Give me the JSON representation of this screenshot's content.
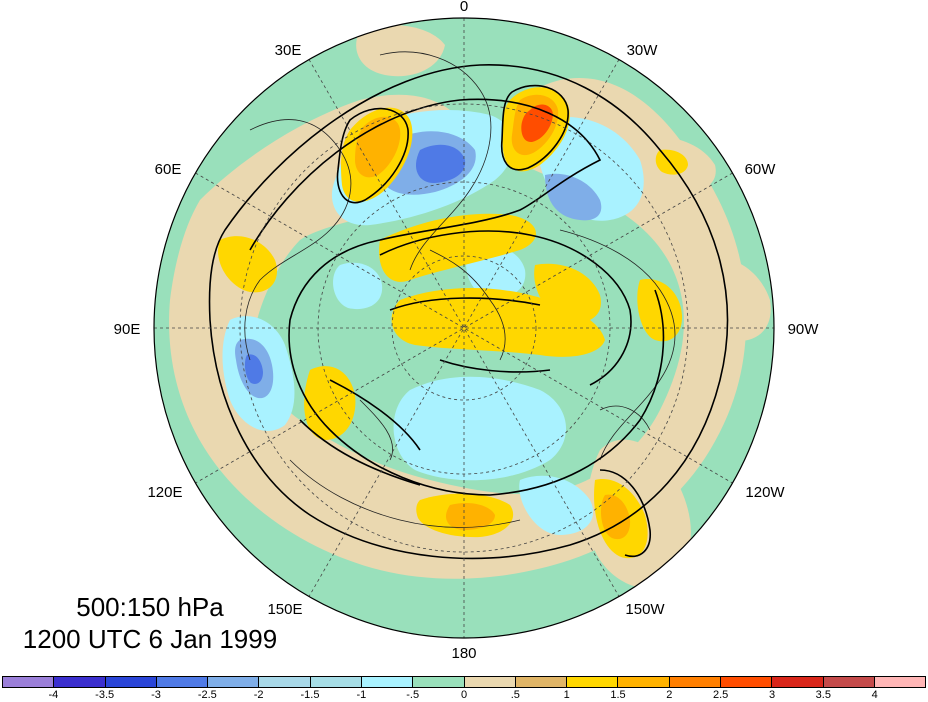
{
  "map": {
    "projection": "north polar stereographic",
    "longitude_labels": [
      "0",
      "30W",
      "60W",
      "90W",
      "120W",
      "150W",
      "180",
      "150E",
      "120E",
      "90E",
      "60E",
      "30E"
    ],
    "colors": {
      "ocean_fill": "#99e0bb",
      "coastline": "#222222",
      "contour": "#000000"
    }
  },
  "caption": {
    "levels": "500:150 hPa",
    "datetime": "1200 UTC 6 Jan 1999"
  },
  "colorbar": {
    "colors": [
      "#9b7fd9",
      "#3b2fcf",
      "#2a45d8",
      "#4f7ae6",
      "#7faee8",
      "#a8d8e8",
      "#a6dde6",
      "#a9f2ff",
      "#99e0bb",
      "#ead8b0",
      "#e0b567",
      "#ffd700",
      "#ffb200",
      "#ff7f00",
      "#ff4d00",
      "#d9261a",
      "#c44a4a",
      "#ffb6b6"
    ],
    "tick_labels": [
      "-4",
      "-3.5",
      "-3",
      "-2.5",
      "-2",
      "-1.5",
      "-1",
      "-.5",
      "0",
      ".5",
      "1",
      "1.5",
      "2",
      "2.5",
      "3",
      "3.5",
      "4"
    ]
  }
}
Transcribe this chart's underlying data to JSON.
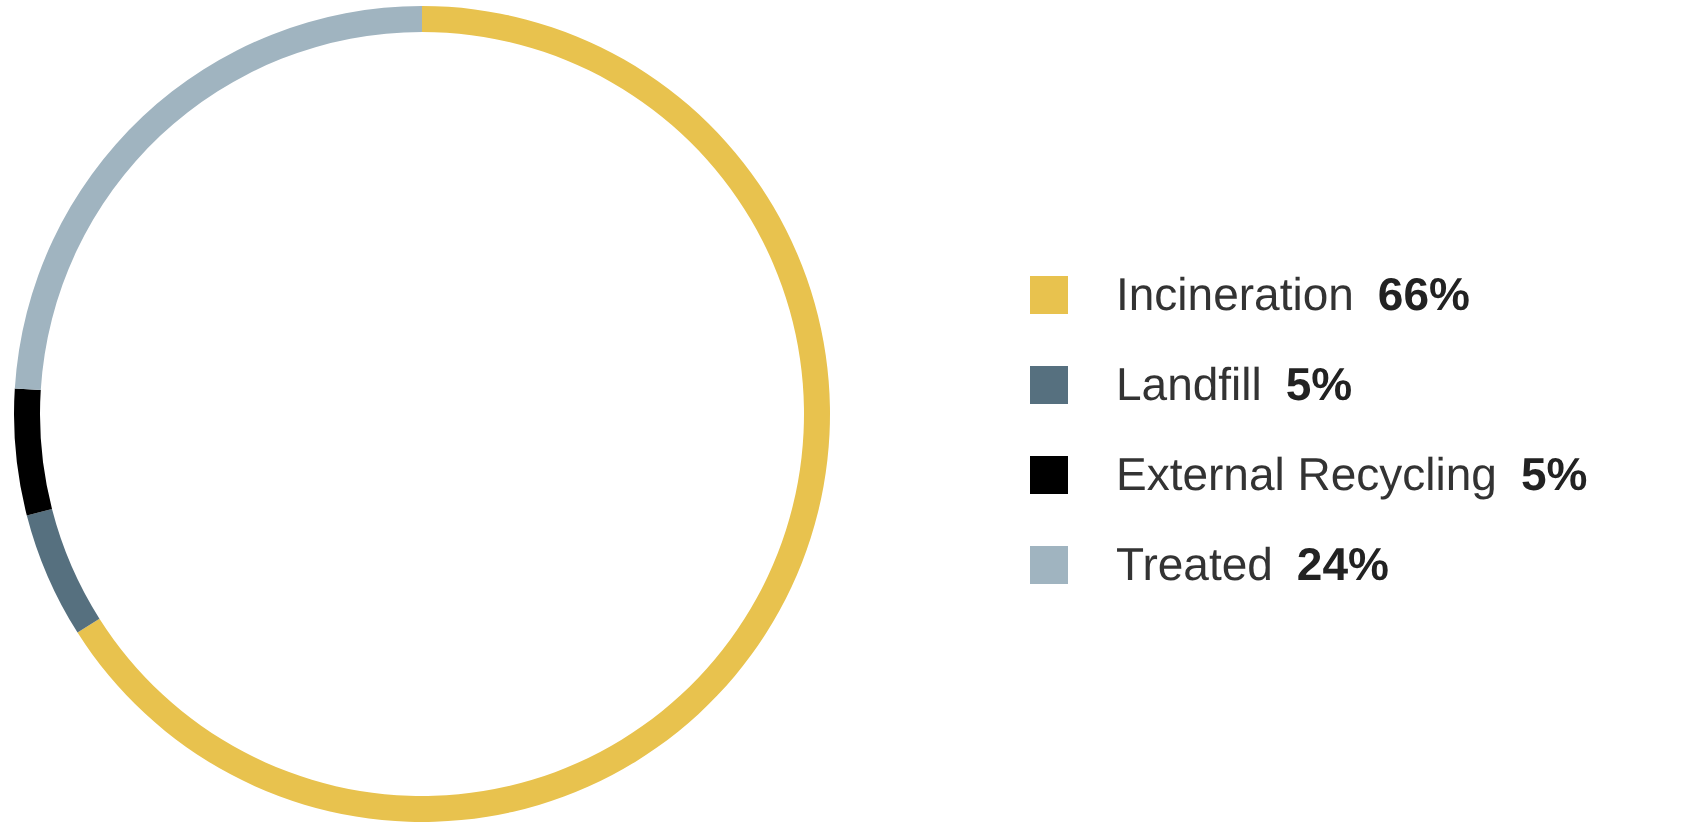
{
  "chart_data": {
    "type": "donut",
    "categories": [
      "Incineration",
      "Landfill",
      "External Recycling",
      "Treated"
    ],
    "values": [
      66,
      5,
      5,
      24
    ],
    "colors": [
      "#e8c24e",
      "#56707f",
      "#000000",
      "#a0b4c0"
    ],
    "value_labels": [
      "66%",
      "5%",
      "5%",
      "24%"
    ],
    "legend": "right"
  }
}
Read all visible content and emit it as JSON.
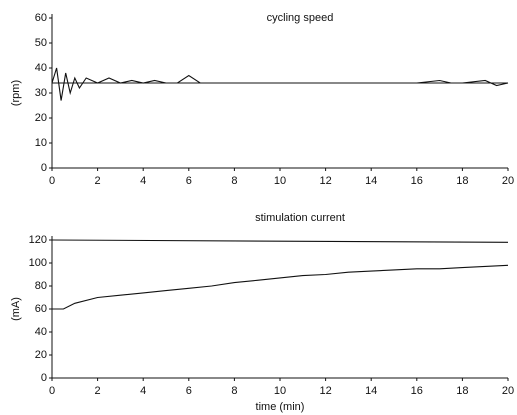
{
  "chart_data": [
    {
      "type": "line",
      "title": "cycling speed",
      "ylabel": "(rpm)",
      "xlim": [
        0,
        20
      ],
      "xticks": [
        0,
        2,
        4,
        6,
        8,
        10,
        12,
        14,
        16,
        18,
        20
      ],
      "ylim": [
        0,
        60
      ],
      "yticks": [
        0,
        10,
        20,
        30,
        40,
        50,
        60
      ],
      "series": [
        {
          "color": "#111111",
          "x": [
            0,
            0.2,
            0.4,
            0.6,
            0.8,
            1,
            1.2,
            1.5,
            2,
            2.5,
            3,
            3.5,
            4,
            4.5,
            5,
            5.5,
            6,
            6.5,
            7,
            8,
            9,
            10,
            11,
            12,
            13,
            14,
            15,
            16,
            17,
            17.5,
            18,
            19,
            19.5,
            20
          ],
          "values": [
            34,
            40,
            27,
            38,
            30,
            36,
            32,
            36,
            34,
            36,
            34,
            35,
            34,
            35,
            34,
            34,
            37,
            34,
            34,
            34,
            34,
            34,
            34,
            34,
            34,
            34,
            34,
            34,
            35,
            34,
            34,
            35,
            33,
            34
          ]
        },
        {
          "color": "#111111",
          "x": [
            0,
            20
          ],
          "values": [
            34,
            34
          ]
        }
      ]
    },
    {
      "type": "line",
      "title": "stimulation current",
      "ylabel": "(mA)",
      "xlabel": "time (min)",
      "xlim": [
        0,
        20
      ],
      "xticks": [
        0,
        2,
        4,
        6,
        8,
        10,
        12,
        14,
        16,
        18,
        20
      ],
      "ylim": [
        0,
        120
      ],
      "yticks": [
        0,
        20,
        40,
        60,
        80,
        100,
        120
      ],
      "series": [
        {
          "color": "#111111",
          "x": [
            0,
            20
          ],
          "values": [
            120,
            118
          ]
        },
        {
          "color": "#111111",
          "x": [
            0,
            0.5,
            1,
            2,
            3,
            4,
            5,
            6,
            7,
            8,
            9,
            10,
            11,
            12,
            13,
            14,
            15,
            16,
            17,
            18,
            19,
            20
          ],
          "values": [
            60,
            60,
            65,
            70,
            72,
            74,
            76,
            78,
            80,
            83,
            85,
            87,
            89,
            90,
            92,
            93,
            94,
            95,
            95,
            96,
            97,
            98
          ]
        }
      ]
    }
  ]
}
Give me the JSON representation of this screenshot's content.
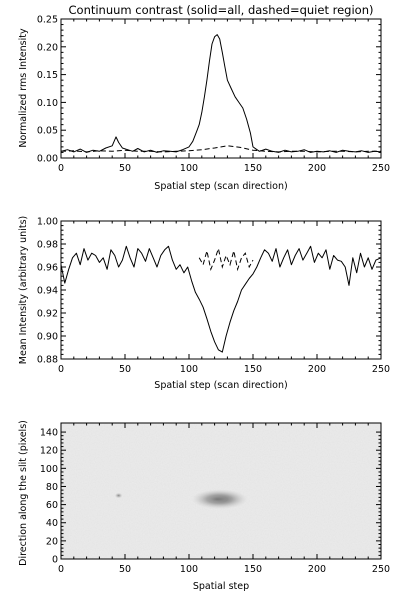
# # # # # # #
SHORT TASK: Quote each line of the listing exactly, but leave the pictures out.

SOLUTION BELOW:
Give me the JSON representation of this screenshot's content.
{
  "map": {
    "projection": "north polar stereographic",
    "longitude_labels": [
      "0",
      "30W",
      "60W",
      "90W",
      "120W",
      "150W",
      "180",
      "150E",
      "120E",
      "90E",
      "60E",
      "30E"
    ],
    "colors": {
      "ocean_fill": "#99e0bb",
      "coastline": "#222222",
      "contour": "#000000"
    }
  },
  "caption": {
    "levels": "500:150 hPa",
    "datetime": "1200 UTC 6 Jan 1999"
  },
  "colorbar": {
    "colors": [
      "#9b7fd9",
      "#3b2fcf",
      "#2a45d8",
      "#4f7ae6",
      "#7faee8",
      "#a8d8e8",
      "#a6dde6",
      "#a9f2ff",
      "#99e0bb",
      "#ead8b0",
      "#e0b567",
      "#ffd700",
      "#ffb200",
      "#ff7f00",
      "#ff4d00",
      "#d9261a",
      "#c44a4a",
      "#ffb6b6"
    ],
    "tick_labels": [
      "-4",
      "-3.5",
      "-3",
      "-2.5",
      "-2",
      "-1.5",
      "-1",
      "-.5",
      "0",
      ".5",
      "1",
      "1.5",
      "2",
      "2.5",
      "3",
      "3.5",
      "4"
    ]
  }
}
Transcribe this chart's underlying data to JSON.
{
  "chart_data": {
    "type": "donut",
    "categories": [
      "Incineration",
      "Landfill",
      "External Recycling",
      "Treated"
    ],
    "values": [
      66,
      5,
      5,
      24
    ],
    "colors": [
      "#e8c24e",
      "#56707f",
      "#000000",
      "#a0b4c0"
    ],
    "value_labels": [
      "66%",
      "5%",
      "5%",
      "24%"
    ],
    "legend": "right"
  }
}
Read all visible content and emit it as JSON.
{
  "chart_data": [
    {
      "type": "line",
      "title": "cycling speed",
      "ylabel": "(rpm)",
      "xlim": [
        0,
        20
      ],
      "xticks": [
        0,
        2,
        4,
        6,
        8,
        10,
        12,
        14,
        16,
        18,
        20
      ],
      "ylim": [
        0,
        60
      ],
      "yticks": [
        0,
        10,
        20,
        30,
        40,
        50,
        60
      ],
      "series": [
        {
          "color": "#111111",
          "x": [
            0,
            0.2,
            0.4,
            0.6,
            0.8,
            1,
            1.2,
            1.5,
            2,
            2.5,
            3,
            3.5,
            4,
            4.5,
            5,
            5.5,
            6,
            6.5,
            7,
            8,
            9,
            10,
            11,
            12,
            13,
            14,
            15,
            16,
            17,
            17.5,
            18,
            19,
            19.5,
            20
          ],
          "values": [
            34,
            40,
            27,
            38,
            30,
            36,
            32,
            36,
            34,
            36,
            34,
            35,
            34,
            35,
            34,
            34,
            37,
            34,
            34,
            34,
            34,
            34,
            34,
            34,
            34,
            34,
            34,
            34,
            35,
            34,
            34,
            35,
            33,
            34
          ]
        },
        {
          "color": "#111111",
          "x": [
            0,
            20
          ],
          "values": [
            34,
            34
          ]
        }
      ]
    },
    {
      "type": "line",
      "title": "stimulation current",
      "ylabel": "(mA)",
      "xlabel": "time (min)",
      "xlim": [
        0,
        20
      ],
      "xticks": [
        0,
        2,
        4,
        6,
        8,
        10,
        12,
        14,
        16,
        18,
        20
      ],
      "ylim": [
        0,
        120
      ],
      "yticks": [
        0,
        20,
        40,
        60,
        80,
        100,
        120
      ],
      "series": [
        {
          "color": "#111111",
          "x": [
            0,
            20
          ],
          "values": [
            120,
            118
          ]
        },
        {
          "color": "#111111",
          "x": [
            0,
            0.5,
            1,
            2,
            3,
            4,
            5,
            6,
            7,
            8,
            9,
            10,
            11,
            12,
            13,
            14,
            15,
            16,
            17,
            18,
            19,
            20
          ],
          "values": [
            60,
            60,
            65,
            70,
            72,
            74,
            76,
            78,
            80,
            83,
            85,
            87,
            89,
            90,
            92,
            93,
            94,
            95,
            95,
            96,
            97,
            98
          ]
        }
      ]
    }
  ]
}
Give me the JSON representation of this screenshot's content.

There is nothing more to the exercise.